Extract the complete listing and repeat it word for word.

-=-=-

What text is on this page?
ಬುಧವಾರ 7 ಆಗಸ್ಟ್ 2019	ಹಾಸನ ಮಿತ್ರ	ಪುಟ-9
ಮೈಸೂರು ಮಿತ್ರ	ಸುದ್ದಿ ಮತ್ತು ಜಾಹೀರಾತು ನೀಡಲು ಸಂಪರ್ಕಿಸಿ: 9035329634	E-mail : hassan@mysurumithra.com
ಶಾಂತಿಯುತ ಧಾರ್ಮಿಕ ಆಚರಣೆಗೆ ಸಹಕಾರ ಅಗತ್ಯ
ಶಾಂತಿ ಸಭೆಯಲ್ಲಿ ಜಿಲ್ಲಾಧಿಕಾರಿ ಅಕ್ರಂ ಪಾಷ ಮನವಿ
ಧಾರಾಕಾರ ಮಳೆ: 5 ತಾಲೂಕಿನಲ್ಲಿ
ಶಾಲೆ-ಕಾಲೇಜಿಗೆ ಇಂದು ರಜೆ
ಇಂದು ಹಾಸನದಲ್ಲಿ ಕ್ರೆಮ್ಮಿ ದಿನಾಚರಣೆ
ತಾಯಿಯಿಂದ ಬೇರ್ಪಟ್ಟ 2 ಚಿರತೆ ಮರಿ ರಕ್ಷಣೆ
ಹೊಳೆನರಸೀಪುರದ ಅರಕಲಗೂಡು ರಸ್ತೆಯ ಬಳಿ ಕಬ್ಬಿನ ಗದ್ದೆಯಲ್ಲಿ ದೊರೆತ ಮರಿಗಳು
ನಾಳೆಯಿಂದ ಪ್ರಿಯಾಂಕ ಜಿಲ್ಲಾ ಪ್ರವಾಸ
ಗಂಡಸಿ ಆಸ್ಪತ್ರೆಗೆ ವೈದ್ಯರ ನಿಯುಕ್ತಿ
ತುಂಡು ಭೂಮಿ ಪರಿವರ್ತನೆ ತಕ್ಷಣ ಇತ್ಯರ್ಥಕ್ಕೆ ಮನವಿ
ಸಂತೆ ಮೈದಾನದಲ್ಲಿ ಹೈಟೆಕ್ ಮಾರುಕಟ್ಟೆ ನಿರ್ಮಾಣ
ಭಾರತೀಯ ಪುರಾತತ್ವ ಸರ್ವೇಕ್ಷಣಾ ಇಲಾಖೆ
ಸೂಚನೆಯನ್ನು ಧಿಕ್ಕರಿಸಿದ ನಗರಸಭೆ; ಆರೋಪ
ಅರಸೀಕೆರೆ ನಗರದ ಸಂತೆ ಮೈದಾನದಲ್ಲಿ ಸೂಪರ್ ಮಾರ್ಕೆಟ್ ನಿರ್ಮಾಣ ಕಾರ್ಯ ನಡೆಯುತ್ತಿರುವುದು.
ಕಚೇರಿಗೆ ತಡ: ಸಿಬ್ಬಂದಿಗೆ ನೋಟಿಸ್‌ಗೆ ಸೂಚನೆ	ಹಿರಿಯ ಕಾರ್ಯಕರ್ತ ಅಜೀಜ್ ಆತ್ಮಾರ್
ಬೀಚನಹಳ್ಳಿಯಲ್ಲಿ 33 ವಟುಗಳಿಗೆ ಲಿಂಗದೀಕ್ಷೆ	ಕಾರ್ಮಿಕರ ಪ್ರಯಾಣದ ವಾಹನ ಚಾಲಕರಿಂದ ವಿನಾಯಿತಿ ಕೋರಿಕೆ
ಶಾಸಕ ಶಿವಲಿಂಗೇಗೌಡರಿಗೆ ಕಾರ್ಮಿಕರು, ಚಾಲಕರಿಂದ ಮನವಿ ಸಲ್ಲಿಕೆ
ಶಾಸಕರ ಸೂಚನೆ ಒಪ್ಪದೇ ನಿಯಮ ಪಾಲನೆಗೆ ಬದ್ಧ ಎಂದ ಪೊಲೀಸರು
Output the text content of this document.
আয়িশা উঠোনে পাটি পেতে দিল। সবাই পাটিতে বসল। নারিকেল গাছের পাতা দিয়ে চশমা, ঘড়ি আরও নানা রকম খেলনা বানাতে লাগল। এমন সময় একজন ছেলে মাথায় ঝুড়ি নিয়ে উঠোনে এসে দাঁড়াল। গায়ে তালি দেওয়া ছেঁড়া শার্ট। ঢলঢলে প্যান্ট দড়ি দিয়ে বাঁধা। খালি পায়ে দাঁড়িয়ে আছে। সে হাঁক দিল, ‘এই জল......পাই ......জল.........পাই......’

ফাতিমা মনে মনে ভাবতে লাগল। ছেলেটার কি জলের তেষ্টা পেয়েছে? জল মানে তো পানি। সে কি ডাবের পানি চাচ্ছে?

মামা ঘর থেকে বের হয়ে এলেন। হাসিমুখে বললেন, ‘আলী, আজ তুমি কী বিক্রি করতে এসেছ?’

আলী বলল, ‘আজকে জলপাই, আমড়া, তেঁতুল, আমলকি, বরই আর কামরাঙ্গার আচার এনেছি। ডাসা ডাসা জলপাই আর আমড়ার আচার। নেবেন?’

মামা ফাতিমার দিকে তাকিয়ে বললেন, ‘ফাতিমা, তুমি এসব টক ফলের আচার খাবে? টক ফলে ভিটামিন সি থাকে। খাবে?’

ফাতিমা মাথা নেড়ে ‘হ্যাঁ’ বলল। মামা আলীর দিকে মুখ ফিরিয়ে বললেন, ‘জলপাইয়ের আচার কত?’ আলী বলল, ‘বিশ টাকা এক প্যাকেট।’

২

-=-=-

Result:
What text is on this page?
ಬುಧವಾರ 7 ಆಗಸ್ಟ್ 2019	ಹಾಸನ ಮಿತ್ರ	ಪುಟ-9
ಮೈಸೂರು ಮಿತ್ರ	ಸುದ್ದಿ ಮತ್ತು ಜಾಹೀರಾತು ನೀಡಲು ಸಂಪರ್ಕಿಸಿ: 9035329634	E-mail : hassan@mysurumithra.com
ಶಾಂತಿಯುತ ಧಾರ್ಮಿಕ ಆಚರಣೆಗೆ ಸಹಕಾರ ಅಗತ್ಯ
ಶಾಂತಿ ಸಭೆಯಲ್ಲಿ ಜಿಲ್ಲಾಧಿಕಾರಿ ಅಕ್ರಂ ಪಾಷ ಮನವಿ
ಧಾರಾಕಾರ ಮಳೆ: 5 ತಾಲೂಕಿನಲ್ಲಿ
ಶಾಲೆ-ಕಾಲೇಜಿಗೆ ಇಂದು ರಜೆ
ಇಂದು ಹಾಸನದಲ್ಲಿ ಕ್ರೆಮ್ಮಿ ದಿನಾಚರಣೆ
ತಾಯಿಯಿಂದ ಬೇರ್ಪಟ್ಟ 2 ಚಿರತೆ ಮರಿ ರಕ್ಷಣೆ
ಹೊಳೆನರಸೀಪುರದ ಅರಕಲಗೂಡು ರಸ್ತೆಯ ಬಳಿ ಕಬ್ಬಿನ ಗದ್ದೆಯಲ್ಲಿ ದೊರೆತ ಮರಿಗಳು
ನಾಳೆಯಿಂದ ಪ್ರಿಯಾಂಕ ಜಿಲ್ಲಾ ಪ್ರವಾಸ
ಗಂಡಸಿ ಆಸ್ಪತ್ರೆಗೆ ವೈದ್ಯರ ನಿಯುಕ್ತಿ
ತುಂಡು ಭೂಮಿ ಪರಿವರ್ತನೆ ತಕ್ಷಣ ಇತ್ಯರ್ಥಕ್ಕೆ ಮನವಿ
ಸಂತೆ ಮೈದಾನದಲ್ಲಿ ಹೈಟೆಕ್ ಮಾರುಕಟ್ಟೆ ನಿರ್ಮಾಣ
ಭಾರತೀಯ ಪುರಾತತ್ವ ಸರ್ವೇಕ್ಷಣಾ ಇಲಾಖೆ
ಸೂಚನೆಯನ್ನು ಧಿಕ್ಕರಿಸಿದ ನಗರಸಭೆ; ಆರೋಪ
ಅರಸೀಕೆರೆ ನಗರದ ಸಂತೆ ಮೈದಾನದಲ್ಲಿ ಸೂಪರ್ ಮಾರ್ಕೆಟ್ ನಿರ್ಮಾಣ ಕಾರ್ಯ ನಡೆಯುತ್ತಿರುವುದು.
ಕಚೇರಿಗೆ ತಡ: ಸಿಬ್ಬಂದಿಗೆ ನೋಟಿಸ್‌ಗೆ ಸೂಚನೆ	ಹಿರಿಯ ಕಾರ್ಯಕರ್ತ ಅಜೀಜ್ ಆತ್ಮಾರ್
ಬೀಚನಹಳ್ಳಿಯಲ್ಲಿ 33 ವಟುಗಳಿಗೆ ಲಿಂಗದೀಕ್ಷೆ	ಕಾರ್ಮಿಕರ ಪ್ರಯಾಣದ ವಾಹನ ಚಾಲಕರಿಂದ ವಿನಾಯಿತಿ ಕೋರಿಕೆ
ಶಾಸಕ ಶಿವಲಿಂಗೇಗೌಡರಿಗೆ ಕಾರ್ಮಿಕರು, ಚಾಲಕರಿಂದ ಮನವಿ ಸಲ್ಲಿಕೆ
ಶಾಸಕರ ಸೂಚನೆ ಒಪ್ಪದೇ ನಿಯಮ ಪಾಲನೆಗೆ ಬದ್ಧ ಎಂದ ಪೊಲೀಸರು
Output the text content of this document.
আয়িশা উঠোনে পাটি পেতে দিল। সবাই পাটিতে বসল। নারিকেল গাছের পাতা দিয়ে চশমা, ঘড়ি আরও নানা রকম খেলনা বানাতে লাগল। এমন সময় একজন ছেলে মাথায় ঝুড়ি নিয়ে উঠোনে এসে দাঁড়াল। গায়ে তালি দেওয়া ছেঁড়া শার্ট। ঢলঢলে প্যান্ট দড়ি দিয়ে বাঁধা। খালি পায়ে দাঁড়িয়ে আছে। সে হাঁক দিল, ‘এই জল......পাই ......জল.........পাই......’

ফাতিমা মনে মনে ভাবতে লাগল। ছেলেটার কি জলের তেষ্টা পেয়েছে? জল মানে তো পানি। সে কি ডাবের পানি চাচ্ছে?

মামা ঘর থেকে বের হয়ে এলেন। হাসিমুখে বললেন, ‘আলী, আজ তুমি কী বিক্রি করতে এসেছ?’

আলী বলল, ‘আজকে জলপাই, আমড়া, তেঁতুল, আমলকি, বরই আর কামরাঙ্গার আচার এনেছি। ডাসা ডাসা জলপাই আর আমড়ার আচার। নেবেন?’

মামা ফাতিমার দিকে তাকিয়ে বললেন, ‘ফাতিমা, তুমি এসব টক ফলের আচার খাবে? টক ফলে ভিটামিন সি থাকে। খাবে?’

ফাতিমা মাথা নেড়ে ‘হ্যাঁ’ বলল। মামা আলীর দিকে মুখ ফিরিয়ে বললেন, ‘জলপাইয়ের আচার কত?’ আলী বলল, ‘বিশ টাকা এক প্যাকেট।’

২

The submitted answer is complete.